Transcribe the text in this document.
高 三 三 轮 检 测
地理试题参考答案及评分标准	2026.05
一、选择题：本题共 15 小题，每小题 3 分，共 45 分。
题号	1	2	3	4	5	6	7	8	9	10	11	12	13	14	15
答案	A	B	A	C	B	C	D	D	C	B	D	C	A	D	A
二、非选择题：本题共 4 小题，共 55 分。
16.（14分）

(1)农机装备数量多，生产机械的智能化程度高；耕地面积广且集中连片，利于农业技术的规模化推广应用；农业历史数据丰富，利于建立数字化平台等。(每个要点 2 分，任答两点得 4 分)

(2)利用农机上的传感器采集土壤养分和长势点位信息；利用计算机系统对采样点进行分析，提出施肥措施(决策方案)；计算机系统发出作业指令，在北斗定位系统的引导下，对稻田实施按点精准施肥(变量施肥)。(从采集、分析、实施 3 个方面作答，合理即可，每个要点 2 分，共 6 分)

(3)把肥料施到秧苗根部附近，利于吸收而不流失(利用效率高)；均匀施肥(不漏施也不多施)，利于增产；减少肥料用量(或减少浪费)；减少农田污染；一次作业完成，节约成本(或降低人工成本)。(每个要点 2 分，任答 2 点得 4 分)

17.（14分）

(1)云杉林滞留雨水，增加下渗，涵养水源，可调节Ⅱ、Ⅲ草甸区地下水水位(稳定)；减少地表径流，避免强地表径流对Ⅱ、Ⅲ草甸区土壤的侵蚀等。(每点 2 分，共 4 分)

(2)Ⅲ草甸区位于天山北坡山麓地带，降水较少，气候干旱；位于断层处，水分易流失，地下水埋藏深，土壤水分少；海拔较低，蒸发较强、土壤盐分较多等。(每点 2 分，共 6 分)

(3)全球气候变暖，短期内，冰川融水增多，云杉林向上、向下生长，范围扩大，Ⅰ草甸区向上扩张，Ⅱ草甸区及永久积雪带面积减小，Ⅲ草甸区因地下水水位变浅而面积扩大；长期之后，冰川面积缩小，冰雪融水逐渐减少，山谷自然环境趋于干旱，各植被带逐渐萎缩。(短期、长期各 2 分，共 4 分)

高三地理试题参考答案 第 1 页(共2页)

_ _ _ _ _

#### DO THIS:
Count every line above that holds the string "每个要点" and give the total, nothing more.

#### OUTPUT OF THE EXERCISE:
3